### Task to carry out
In the data below, locate each line with the word "Haziran" and list it.

### Stored data
******************************
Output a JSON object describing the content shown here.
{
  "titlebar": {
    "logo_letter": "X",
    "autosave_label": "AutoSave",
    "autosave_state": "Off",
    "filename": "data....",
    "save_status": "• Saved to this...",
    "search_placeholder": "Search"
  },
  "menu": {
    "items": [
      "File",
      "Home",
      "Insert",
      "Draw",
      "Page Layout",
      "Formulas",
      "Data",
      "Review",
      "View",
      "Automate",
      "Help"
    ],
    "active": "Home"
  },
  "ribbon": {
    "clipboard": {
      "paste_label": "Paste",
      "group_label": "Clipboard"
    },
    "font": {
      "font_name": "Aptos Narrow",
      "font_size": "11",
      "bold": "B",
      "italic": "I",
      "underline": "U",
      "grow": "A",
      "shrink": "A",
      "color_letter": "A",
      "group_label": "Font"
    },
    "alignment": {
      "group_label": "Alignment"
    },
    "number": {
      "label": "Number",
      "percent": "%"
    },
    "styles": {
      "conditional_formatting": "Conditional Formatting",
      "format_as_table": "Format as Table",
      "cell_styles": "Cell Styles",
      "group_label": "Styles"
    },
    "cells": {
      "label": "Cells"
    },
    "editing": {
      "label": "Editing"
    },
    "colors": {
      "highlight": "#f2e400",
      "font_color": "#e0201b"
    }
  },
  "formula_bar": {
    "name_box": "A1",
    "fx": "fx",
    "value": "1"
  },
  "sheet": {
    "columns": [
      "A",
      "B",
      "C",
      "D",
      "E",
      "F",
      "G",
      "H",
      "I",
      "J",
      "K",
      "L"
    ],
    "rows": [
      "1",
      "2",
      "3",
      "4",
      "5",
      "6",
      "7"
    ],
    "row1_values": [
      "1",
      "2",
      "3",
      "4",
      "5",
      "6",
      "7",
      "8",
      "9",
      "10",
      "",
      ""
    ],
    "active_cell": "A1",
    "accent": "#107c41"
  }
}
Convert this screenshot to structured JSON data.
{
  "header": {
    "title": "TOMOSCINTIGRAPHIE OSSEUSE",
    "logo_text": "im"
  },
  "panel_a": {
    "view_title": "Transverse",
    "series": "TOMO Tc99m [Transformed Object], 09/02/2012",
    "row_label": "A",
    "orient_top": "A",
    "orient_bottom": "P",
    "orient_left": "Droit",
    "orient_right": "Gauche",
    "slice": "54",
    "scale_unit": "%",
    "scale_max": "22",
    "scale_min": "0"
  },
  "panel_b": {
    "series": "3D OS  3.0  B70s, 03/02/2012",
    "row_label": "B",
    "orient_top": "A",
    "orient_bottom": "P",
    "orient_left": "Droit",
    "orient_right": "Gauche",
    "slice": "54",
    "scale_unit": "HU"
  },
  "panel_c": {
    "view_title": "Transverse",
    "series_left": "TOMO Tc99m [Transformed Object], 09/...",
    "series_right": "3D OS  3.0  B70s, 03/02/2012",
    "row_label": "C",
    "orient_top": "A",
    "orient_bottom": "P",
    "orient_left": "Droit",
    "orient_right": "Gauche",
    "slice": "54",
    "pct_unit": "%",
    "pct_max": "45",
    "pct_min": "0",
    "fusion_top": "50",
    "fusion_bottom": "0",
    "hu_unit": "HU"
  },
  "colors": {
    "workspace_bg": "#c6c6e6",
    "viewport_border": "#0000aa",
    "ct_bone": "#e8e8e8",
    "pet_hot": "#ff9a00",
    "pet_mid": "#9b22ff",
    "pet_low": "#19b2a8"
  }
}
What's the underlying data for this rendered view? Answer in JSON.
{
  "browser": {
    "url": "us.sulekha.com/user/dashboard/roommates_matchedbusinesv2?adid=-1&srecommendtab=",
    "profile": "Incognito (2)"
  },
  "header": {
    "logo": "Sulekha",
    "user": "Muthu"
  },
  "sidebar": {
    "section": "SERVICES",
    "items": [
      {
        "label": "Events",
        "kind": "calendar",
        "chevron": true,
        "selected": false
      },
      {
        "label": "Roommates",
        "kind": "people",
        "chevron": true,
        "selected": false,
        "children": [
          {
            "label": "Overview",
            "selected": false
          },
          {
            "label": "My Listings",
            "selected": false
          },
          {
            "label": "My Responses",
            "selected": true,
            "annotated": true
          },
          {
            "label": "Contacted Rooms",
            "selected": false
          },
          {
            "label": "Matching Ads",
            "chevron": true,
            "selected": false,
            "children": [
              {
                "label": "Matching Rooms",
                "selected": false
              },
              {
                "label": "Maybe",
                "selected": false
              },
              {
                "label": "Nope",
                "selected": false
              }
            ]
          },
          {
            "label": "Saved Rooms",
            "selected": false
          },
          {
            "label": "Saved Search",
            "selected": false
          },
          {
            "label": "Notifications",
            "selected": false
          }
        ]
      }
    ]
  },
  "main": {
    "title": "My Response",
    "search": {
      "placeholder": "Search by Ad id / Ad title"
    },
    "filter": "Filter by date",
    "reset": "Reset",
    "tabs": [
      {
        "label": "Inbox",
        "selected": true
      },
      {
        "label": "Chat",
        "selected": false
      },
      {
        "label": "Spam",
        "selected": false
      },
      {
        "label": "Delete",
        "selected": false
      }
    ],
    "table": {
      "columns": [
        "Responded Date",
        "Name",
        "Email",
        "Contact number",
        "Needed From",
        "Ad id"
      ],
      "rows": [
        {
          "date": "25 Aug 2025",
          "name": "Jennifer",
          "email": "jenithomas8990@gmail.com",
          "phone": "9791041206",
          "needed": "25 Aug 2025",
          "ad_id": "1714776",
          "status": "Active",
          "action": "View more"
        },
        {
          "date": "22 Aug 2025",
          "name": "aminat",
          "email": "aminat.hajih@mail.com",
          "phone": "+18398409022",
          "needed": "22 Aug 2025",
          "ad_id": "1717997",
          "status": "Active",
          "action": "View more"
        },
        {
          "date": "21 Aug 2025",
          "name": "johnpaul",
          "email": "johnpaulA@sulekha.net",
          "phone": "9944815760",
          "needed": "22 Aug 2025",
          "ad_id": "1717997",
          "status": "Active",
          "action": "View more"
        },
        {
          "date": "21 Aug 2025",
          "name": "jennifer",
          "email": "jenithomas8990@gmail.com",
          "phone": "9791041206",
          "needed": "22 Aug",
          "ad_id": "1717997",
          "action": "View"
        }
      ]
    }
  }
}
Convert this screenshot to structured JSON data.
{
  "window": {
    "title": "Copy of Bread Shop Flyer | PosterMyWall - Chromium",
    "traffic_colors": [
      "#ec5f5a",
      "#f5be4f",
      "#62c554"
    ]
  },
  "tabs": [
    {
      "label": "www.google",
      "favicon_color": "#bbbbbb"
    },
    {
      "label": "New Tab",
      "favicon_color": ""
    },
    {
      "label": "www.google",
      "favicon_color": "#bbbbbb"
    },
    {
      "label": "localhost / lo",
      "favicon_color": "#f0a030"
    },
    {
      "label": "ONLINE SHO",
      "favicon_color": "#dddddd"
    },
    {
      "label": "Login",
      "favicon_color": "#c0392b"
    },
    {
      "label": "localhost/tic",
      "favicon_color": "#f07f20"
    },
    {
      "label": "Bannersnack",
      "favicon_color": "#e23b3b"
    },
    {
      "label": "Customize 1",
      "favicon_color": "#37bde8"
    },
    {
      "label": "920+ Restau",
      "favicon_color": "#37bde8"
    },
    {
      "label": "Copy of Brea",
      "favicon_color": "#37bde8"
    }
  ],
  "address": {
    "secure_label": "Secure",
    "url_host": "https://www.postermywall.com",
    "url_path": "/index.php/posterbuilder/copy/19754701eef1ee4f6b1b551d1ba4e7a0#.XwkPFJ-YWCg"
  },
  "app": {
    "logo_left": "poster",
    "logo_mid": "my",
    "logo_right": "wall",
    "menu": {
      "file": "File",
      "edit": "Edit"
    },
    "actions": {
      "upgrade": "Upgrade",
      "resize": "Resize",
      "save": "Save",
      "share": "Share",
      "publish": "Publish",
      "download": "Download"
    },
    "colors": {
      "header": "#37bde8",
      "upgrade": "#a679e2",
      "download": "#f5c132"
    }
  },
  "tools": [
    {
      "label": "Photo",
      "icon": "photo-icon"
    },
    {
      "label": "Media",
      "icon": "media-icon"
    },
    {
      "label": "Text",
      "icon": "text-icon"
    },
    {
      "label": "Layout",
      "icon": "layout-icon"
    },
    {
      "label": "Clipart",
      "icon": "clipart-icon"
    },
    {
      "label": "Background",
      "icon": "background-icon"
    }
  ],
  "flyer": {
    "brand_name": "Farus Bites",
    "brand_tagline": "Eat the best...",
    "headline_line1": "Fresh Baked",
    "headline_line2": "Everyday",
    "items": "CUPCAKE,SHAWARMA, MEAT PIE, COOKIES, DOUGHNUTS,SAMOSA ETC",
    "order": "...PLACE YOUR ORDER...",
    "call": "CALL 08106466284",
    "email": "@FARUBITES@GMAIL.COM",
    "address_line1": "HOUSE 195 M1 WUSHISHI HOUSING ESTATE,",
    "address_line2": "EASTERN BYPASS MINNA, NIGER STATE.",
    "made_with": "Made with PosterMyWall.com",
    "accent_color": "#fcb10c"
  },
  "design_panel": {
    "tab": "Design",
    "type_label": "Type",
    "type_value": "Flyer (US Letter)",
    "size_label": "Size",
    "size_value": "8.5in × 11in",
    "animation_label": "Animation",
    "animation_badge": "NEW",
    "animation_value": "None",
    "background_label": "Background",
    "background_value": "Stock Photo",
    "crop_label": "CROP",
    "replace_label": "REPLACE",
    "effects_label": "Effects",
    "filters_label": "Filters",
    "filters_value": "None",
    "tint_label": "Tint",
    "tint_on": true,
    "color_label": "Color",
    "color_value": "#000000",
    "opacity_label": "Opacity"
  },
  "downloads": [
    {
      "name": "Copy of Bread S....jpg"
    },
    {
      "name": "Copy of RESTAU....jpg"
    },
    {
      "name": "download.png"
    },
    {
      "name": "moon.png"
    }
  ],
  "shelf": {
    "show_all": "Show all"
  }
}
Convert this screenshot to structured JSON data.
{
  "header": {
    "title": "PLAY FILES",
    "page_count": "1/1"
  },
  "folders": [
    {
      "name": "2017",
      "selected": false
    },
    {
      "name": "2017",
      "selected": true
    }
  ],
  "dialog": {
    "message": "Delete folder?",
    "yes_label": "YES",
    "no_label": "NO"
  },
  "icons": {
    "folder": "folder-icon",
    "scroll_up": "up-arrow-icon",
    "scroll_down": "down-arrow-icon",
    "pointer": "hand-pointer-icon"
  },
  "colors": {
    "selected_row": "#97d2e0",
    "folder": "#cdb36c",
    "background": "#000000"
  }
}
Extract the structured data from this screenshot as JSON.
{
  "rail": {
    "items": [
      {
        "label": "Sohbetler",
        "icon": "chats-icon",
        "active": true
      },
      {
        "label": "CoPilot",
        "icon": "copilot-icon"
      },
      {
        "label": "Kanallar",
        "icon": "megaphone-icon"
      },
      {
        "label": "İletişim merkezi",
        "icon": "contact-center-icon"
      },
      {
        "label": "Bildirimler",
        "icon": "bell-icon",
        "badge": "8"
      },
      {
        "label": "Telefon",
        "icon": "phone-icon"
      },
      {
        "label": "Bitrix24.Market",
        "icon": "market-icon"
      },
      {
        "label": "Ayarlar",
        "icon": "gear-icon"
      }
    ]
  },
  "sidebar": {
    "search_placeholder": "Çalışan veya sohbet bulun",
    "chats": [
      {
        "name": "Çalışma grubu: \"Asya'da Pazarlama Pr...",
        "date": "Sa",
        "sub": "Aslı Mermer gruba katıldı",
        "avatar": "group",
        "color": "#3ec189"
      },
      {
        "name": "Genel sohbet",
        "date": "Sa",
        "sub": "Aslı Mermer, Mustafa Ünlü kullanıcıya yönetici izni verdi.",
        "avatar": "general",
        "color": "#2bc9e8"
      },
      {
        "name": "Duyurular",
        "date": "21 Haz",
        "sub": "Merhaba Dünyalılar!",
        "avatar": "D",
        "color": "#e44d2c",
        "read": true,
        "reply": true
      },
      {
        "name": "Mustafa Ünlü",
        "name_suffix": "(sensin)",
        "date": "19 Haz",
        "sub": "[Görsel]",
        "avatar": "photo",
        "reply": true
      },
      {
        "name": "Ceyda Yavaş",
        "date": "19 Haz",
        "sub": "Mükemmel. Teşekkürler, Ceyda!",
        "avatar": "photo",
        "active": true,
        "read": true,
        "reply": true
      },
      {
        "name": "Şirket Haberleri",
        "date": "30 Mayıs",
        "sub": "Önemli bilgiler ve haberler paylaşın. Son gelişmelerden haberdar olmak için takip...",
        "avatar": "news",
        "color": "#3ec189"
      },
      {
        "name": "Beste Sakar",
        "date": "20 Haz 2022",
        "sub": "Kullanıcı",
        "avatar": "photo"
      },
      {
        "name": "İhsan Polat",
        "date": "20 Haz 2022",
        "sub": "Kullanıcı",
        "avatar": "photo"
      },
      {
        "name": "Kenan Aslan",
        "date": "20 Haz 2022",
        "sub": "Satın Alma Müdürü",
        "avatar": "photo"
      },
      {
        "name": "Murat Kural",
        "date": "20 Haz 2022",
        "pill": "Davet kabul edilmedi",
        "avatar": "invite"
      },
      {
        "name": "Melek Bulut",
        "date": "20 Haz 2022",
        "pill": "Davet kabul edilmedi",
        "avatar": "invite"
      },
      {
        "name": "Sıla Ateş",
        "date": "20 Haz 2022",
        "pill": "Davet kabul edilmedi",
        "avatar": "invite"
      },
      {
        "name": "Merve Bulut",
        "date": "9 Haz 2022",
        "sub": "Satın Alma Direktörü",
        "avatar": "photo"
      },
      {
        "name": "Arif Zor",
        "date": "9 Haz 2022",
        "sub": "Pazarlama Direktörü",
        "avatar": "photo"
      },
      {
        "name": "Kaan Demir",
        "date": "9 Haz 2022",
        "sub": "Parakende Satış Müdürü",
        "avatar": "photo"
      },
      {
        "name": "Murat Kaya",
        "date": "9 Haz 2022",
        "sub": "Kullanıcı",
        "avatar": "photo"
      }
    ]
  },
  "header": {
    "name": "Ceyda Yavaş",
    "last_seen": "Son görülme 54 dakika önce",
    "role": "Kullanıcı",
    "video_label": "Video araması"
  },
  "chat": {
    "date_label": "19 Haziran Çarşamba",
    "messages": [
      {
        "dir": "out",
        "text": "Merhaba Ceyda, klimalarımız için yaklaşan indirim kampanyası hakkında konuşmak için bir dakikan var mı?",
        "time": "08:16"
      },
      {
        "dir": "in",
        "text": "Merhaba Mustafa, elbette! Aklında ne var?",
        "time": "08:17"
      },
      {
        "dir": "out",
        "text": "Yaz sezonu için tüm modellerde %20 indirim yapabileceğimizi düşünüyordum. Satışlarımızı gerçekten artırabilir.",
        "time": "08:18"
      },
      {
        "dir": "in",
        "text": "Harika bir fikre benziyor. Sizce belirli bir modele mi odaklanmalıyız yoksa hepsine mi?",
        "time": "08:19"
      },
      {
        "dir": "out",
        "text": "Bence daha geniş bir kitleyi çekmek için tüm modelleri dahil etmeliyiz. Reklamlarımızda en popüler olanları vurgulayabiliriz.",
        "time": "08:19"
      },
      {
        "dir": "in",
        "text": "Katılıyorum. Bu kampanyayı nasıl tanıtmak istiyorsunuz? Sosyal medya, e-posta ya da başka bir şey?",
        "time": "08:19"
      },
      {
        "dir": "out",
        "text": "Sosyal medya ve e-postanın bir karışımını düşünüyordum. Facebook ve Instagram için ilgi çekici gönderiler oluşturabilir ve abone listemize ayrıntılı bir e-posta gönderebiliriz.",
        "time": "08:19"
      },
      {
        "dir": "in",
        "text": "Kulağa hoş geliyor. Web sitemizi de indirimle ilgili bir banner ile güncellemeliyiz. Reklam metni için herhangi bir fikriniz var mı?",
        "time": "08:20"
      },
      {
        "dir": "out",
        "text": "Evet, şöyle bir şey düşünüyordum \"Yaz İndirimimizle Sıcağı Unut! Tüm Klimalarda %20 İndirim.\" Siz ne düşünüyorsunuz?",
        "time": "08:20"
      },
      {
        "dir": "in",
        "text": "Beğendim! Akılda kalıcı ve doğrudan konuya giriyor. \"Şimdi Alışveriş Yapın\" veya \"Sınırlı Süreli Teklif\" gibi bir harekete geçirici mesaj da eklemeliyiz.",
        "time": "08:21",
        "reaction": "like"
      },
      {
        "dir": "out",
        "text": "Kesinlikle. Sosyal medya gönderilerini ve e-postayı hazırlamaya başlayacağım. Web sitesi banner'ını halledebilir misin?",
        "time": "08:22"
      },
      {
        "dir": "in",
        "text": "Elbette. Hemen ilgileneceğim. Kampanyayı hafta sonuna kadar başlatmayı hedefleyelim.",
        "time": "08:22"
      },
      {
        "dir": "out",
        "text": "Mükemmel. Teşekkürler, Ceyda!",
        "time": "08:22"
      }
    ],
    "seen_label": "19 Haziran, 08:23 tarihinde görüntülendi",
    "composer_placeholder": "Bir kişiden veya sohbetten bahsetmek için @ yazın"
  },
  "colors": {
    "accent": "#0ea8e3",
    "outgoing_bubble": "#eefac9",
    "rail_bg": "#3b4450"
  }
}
******************************
### Exercise output
    "date_label": "19 Haziran Çarşamba",
    "seen_label": "19 Haziran, 08:23 tarihinde görüntülendi",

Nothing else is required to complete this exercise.